# [Extract to read]

---+---

Metadata-Version: 2.1
Name: pdf2table
Version: 0.1.4
Summary: pdf2table is a powerful Python tool designed to streamline the extraction of tabular data from PDF documents.
Home-page: https://github.com/li-rongzhi/pdf2table
Author: rngzhi
License: MIT
Classifier: Programming Language :: Python :: 3
Classifier: License :: OSI Approved :: MIT License
Classifier: Operating System :: OS Independent
Description-Content-Type: text/markdown
License-File: LICENSE
Requires-Dist: polars
Requires-Dist: opencv-contrib-python
Requires-Dist: numba
Requires-Dist: numpy
Requires-Dist: easyocr
Requires-Dist: pdf2image
Requires-Dist: torch
Requires-Dist: transformers
Requires-Dist: pandas
Requires-Dist: pypdf
Requires-Dist: poppler-utils

# pdf2table
[![PyPI](https://img.shields.io/pypi/v/pdf2table.svg)](https://pypi.org/project/pdf2table/)
[![PyPI - Downloads](https://img.shields.io/pypi/dm/pdf2table)](https://img.shields.io/pypi/dm/pdf2table)

---+---

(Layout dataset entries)
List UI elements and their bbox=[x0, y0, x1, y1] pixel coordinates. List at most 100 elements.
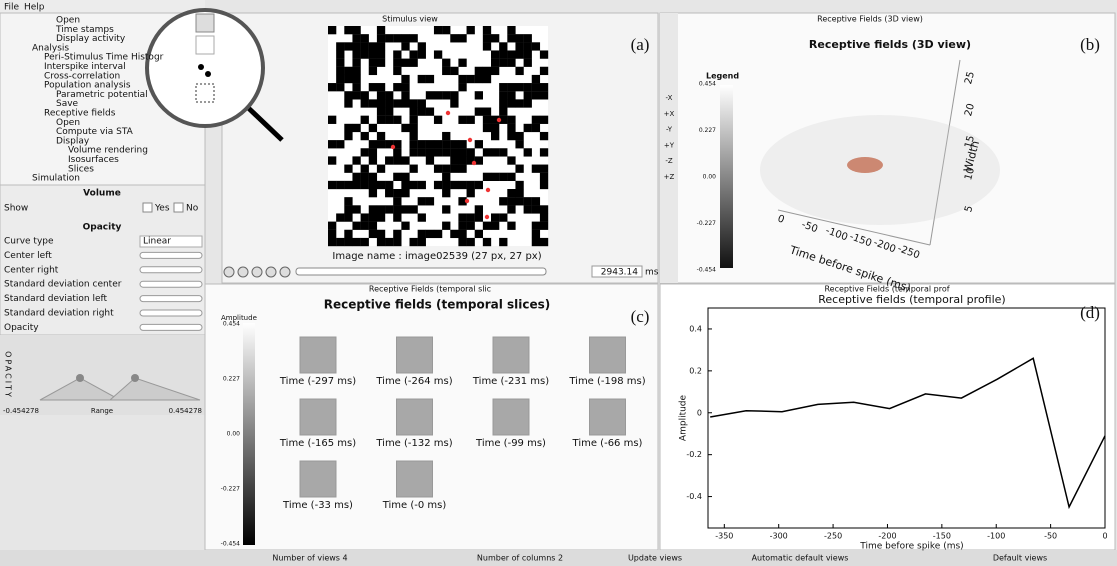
tree-item[interactable]: Open bbox=[56, 118, 80, 128]
pixel bbox=[385, 34, 394, 43]
pixel bbox=[368, 123, 378, 133]
tree-item[interactable]: Interspike interval bbox=[44, 62, 126, 72]
tree-item[interactable]: Peri-Stimulus Time Histogr bbox=[44, 53, 164, 63]
slice-label: Time (-132 ms) bbox=[375, 438, 452, 449]
pixel bbox=[352, 180, 361, 190]
pixel bbox=[368, 221, 378, 230]
tree-item[interactable]: Display bbox=[56, 136, 90, 146]
pixel bbox=[376, 180, 386, 190]
x-tick-label: -50 bbox=[1044, 532, 1057, 541]
time-unit: ms bbox=[645, 268, 659, 278]
scale-tick: 0.227 bbox=[223, 376, 240, 383]
grid-icon[interactable] bbox=[195, 35, 215, 55]
menu-item[interactable]: Help bbox=[24, 3, 45, 13]
tree-item[interactable]: Volume rendering bbox=[68, 146, 148, 156]
pause-button[interactable] bbox=[237, 266, 249, 278]
pixel bbox=[474, 140, 483, 149]
slider[interactable] bbox=[139, 323, 203, 331]
pixel bbox=[425, 140, 435, 149]
forward-button[interactable] bbox=[265, 266, 277, 278]
pixel bbox=[393, 50, 402, 59]
pixel bbox=[328, 237, 337, 247]
legend-colorbar bbox=[720, 85, 733, 268]
footer-control[interactable]: Number of views 4 bbox=[272, 554, 347, 563]
tree-item[interactable]: Simulation bbox=[32, 174, 80, 184]
option-label: No bbox=[186, 204, 199, 214]
slider[interactable] bbox=[139, 280, 203, 288]
back-button[interactable] bbox=[251, 266, 263, 278]
pixel bbox=[401, 83, 410, 92]
pixel bbox=[393, 115, 402, 124]
slider[interactable] bbox=[139, 266, 203, 274]
tree-item[interactable]: Time stamps bbox=[55, 25, 114, 35]
play-button[interactable] bbox=[223, 266, 235, 278]
time-slider[interactable] bbox=[295, 267, 547, 276]
checkbox[interactable] bbox=[173, 202, 184, 213]
pixel bbox=[499, 148, 508, 157]
tree-item[interactable]: Open bbox=[56, 16, 80, 26]
pixel bbox=[336, 66, 345, 76]
opacity-handle[interactable] bbox=[76, 374, 84, 382]
pixel bbox=[385, 99, 394, 108]
slice-image bbox=[589, 398, 626, 436]
pixel bbox=[336, 140, 345, 149]
toolbar-button[interactable]: -Z bbox=[665, 157, 673, 165]
toolbar-button[interactable]: +Z bbox=[664, 173, 675, 181]
tree-item[interactable]: Isosurfaces bbox=[68, 155, 119, 165]
tree-item[interactable]: Receptive fields bbox=[44, 109, 116, 119]
icon[interactable] bbox=[195, 13, 215, 33]
pixel bbox=[417, 107, 426, 116]
tree-item[interactable]: Save bbox=[56, 99, 79, 109]
property-label: Standard deviation left bbox=[4, 294, 108, 304]
tree-item[interactable]: Slices bbox=[68, 164, 94, 174]
select-icon[interactable] bbox=[195, 83, 215, 103]
time-field[interactable] bbox=[591, 265, 643, 278]
pixel bbox=[360, 164, 369, 173]
toolbar-button[interactable]: +Y bbox=[664, 141, 675, 149]
dropdown[interactable] bbox=[139, 235, 203, 248]
tree-item[interactable]: Population analysis bbox=[44, 81, 131, 91]
pixel bbox=[393, 83, 402, 92]
pixel bbox=[523, 34, 532, 43]
toolbar-button[interactable]: -X bbox=[666, 94, 673, 102]
slider[interactable] bbox=[139, 309, 203, 317]
footer-control[interactable]: Update views bbox=[628, 554, 682, 563]
toolbar-button[interactable]: +X bbox=[664, 110, 675, 118]
pixel bbox=[458, 140, 467, 149]
playback-controls bbox=[223, 265, 643, 278]
tree-item[interactable]: Parametric potential bbox=[56, 90, 148, 100]
tree-item[interactable]: Cross-correlation bbox=[44, 71, 120, 81]
pixel bbox=[539, 115, 549, 124]
footer-control[interactable]: Default views bbox=[993, 554, 1047, 563]
stop-button[interactable] bbox=[279, 266, 291, 278]
pixel bbox=[523, 148, 532, 157]
spike-dot bbox=[485, 187, 491, 193]
pixel bbox=[393, 172, 402, 181]
footer-control[interactable]: Number of columns 2 bbox=[477, 554, 563, 563]
pixel bbox=[433, 50, 443, 59]
pixel bbox=[360, 91, 369, 100]
pixel bbox=[507, 58, 516, 67]
slice-label: Time (-165 ms) bbox=[279, 438, 356, 449]
pixel bbox=[458, 115, 467, 124]
tree-item[interactable]: Analysis bbox=[32, 43, 69, 53]
panel-title: Receptive Fields (temporal prof bbox=[824, 285, 949, 294]
tree-item[interactable]: Compute via STA bbox=[56, 127, 134, 137]
pixel bbox=[344, 213, 353, 222]
pixel bbox=[425, 107, 435, 116]
footer-control[interactable]: Automatic default views bbox=[752, 554, 849, 563]
view-heading: Receptive fields (3D view) bbox=[809, 38, 971, 51]
pixel bbox=[368, 189, 378, 198]
pixel bbox=[458, 221, 467, 230]
pixel bbox=[393, 213, 402, 222]
pixel bbox=[376, 205, 386, 214]
menu-item[interactable]: File bbox=[4, 3, 20, 13]
slider[interactable] bbox=[139, 251, 203, 259]
toolbar-button[interactable]: -Y bbox=[666, 126, 673, 134]
opacity-handle[interactable] bbox=[131, 374, 139, 382]
checkbox[interactable] bbox=[142, 202, 153, 213]
pixel bbox=[376, 26, 386, 35]
pixel bbox=[515, 131, 524, 141]
tree-item[interactable]: Display activity bbox=[56, 34, 126, 44]
slider[interactable] bbox=[139, 295, 203, 303]
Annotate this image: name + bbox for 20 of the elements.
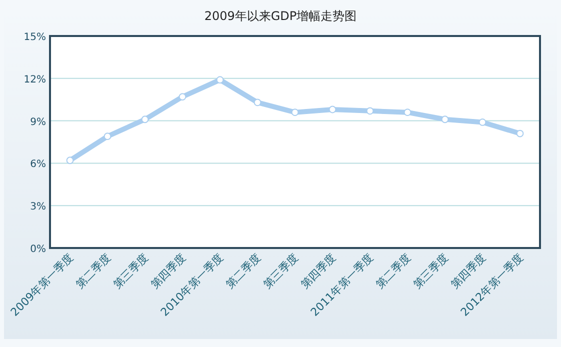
chart-title: 2009年以来GDP增幅走势图 bbox=[204, 9, 357, 23]
point bbox=[366, 107, 374, 115]
point bbox=[328, 106, 336, 114]
y-tick-label: 6% bbox=[30, 159, 46, 170]
point bbox=[478, 118, 486, 126]
point bbox=[66, 156, 74, 164]
point bbox=[441, 116, 449, 124]
point bbox=[291, 108, 299, 116]
point bbox=[141, 116, 149, 124]
y-tick-label: 12% bbox=[24, 74, 46, 86]
point bbox=[104, 132, 112, 140]
y-tick-label: 3% bbox=[30, 202, 46, 213]
y-tick-label: 0% bbox=[30, 244, 46, 255]
point bbox=[216, 76, 224, 84]
point bbox=[178, 93, 186, 100]
y-tick-label: 15% bbox=[24, 32, 46, 43]
point bbox=[516, 130, 524, 138]
point bbox=[404, 108, 412, 116]
y-tick-label: 9% bbox=[30, 116, 46, 128]
point bbox=[254, 98, 262, 106]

---+---

# [Task list]
a) According to the pdf2table package metadata, which license does pdf2table use?
b) Copy the part of the records that opens with the line containing "chart-title: 2009年以来GDP增幅走势图 bbox=[204, 9, 357, 23]" and runs through the end of the records.

# [Outputs by task]
a) MIT

b)
chart-title: 2009年以来GDP增幅走势图 bbox=[204, 9, 357, 23]
point bbox=[366, 107, 374, 115]
point bbox=[328, 106, 336, 114]
y-tick-label: 6% bbox=[30, 159, 46, 170]
point bbox=[478, 118, 486, 126]
point bbox=[66, 156, 74, 164]
point bbox=[441, 116, 449, 124]
point bbox=[291, 108, 299, 116]
point bbox=[141, 116, 149, 124]
y-tick-label: 12% bbox=[24, 74, 46, 86]
point bbox=[104, 132, 112, 140]
y-tick-label: 3% bbox=[30, 202, 46, 213]
y-tick-label: 0% bbox=[30, 244, 46, 255]
point bbox=[216, 76, 224, 84]
point bbox=[178, 93, 186, 100]
y-tick-label: 15% bbox=[24, 32, 46, 43]
point bbox=[516, 130, 524, 138]
point bbox=[404, 108, 412, 116]
y-tick-label: 9% bbox=[30, 116, 46, 128]
point bbox=[254, 98, 262, 106]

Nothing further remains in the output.